> **INSTRUCTIONS TO FOLLOW**
Copy each line below without leaving any out.
##### SUPPLIED MATERIAL
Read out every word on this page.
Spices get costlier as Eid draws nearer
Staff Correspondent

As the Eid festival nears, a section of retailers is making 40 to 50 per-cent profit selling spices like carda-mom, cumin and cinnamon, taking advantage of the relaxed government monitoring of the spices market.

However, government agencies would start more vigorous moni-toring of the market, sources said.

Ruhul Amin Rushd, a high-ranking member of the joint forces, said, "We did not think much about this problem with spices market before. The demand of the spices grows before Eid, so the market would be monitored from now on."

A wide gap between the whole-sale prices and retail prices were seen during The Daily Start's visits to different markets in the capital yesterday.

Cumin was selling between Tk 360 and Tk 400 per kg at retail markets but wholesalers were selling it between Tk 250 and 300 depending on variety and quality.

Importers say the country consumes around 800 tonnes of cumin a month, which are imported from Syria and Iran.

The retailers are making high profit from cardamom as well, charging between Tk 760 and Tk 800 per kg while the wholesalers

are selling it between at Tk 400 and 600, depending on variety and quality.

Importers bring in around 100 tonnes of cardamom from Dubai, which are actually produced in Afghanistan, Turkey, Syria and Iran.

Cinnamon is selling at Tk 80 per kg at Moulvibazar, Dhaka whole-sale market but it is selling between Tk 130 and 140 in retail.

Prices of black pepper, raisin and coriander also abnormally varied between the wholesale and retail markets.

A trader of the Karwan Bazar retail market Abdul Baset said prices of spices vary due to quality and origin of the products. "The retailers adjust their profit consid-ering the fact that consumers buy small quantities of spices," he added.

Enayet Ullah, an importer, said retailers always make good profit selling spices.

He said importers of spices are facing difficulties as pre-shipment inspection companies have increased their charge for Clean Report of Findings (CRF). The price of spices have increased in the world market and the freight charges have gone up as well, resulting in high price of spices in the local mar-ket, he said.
##########
> **WORKED ANSWER**
Read out every word on this page.
Spices get costlier as Eid draws nearer
Staff Correspondent

As the Eid festival nears, a section of retailers is making 40 to 50 per-cent profit selling spices like carda-mom, cumin and cinnamon, taking advantage of the relaxed government monitoring of the spices market.

However, government agencies would start more vigorous moni-toring of the market, sources said.

Ruhul Amin Rushd, a high-ranking member of the joint forces, said, "We did not think much about this problem with spices market before. The demand of the spices grows before Eid, so the market would be monitored from now on."

A wide gap between the whole-sale prices and retail prices were seen during The Daily Start's visits to different markets in the capital yesterday.

Cumin was selling between Tk 360 and Tk 400 per kg at retail markets but wholesalers were selling it between Tk 250 and 300 depending on variety and quality.

Importers say the country consumes around 800 tonnes of cumin a month, which are imported from Syria and Iran.

The retailers are making high profit from cardamom as well, charging between Tk 760 and Tk 800 per kg while the wholesalers

are selling it between at Tk 400 and 600, depending on variety and quality.

Importers bring in around 100 tonnes of cardamom from Dubai, which are actually produced in Afghanistan, Turkey, Syria and Iran.

Cinnamon is selling at Tk 80 per kg at Moulvibazar, Dhaka whole-sale market but it is selling between Tk 130 and 140 in retail.

Prices of black pepper, raisin and coriander also abnormally varied between the wholesale and retail markets.

A trader of the Karwan Bazar retail market Abdul Baset said prices of spices vary due to quality and origin of the products. "The retailers adjust their profit consid-ering the fact that consumers buy small quantities of spices," he added.

Enayet Ullah, an importer, said retailers always make good profit selling spices.

He said importers of spices are facing difficulties as pre-shipment inspection companies have increased their charge for Clean Report of Findings (CRF). The price of spices have increased in the world market and the freight charges have gone up as well, resulting in high price of spices in the local mar-ket, he said.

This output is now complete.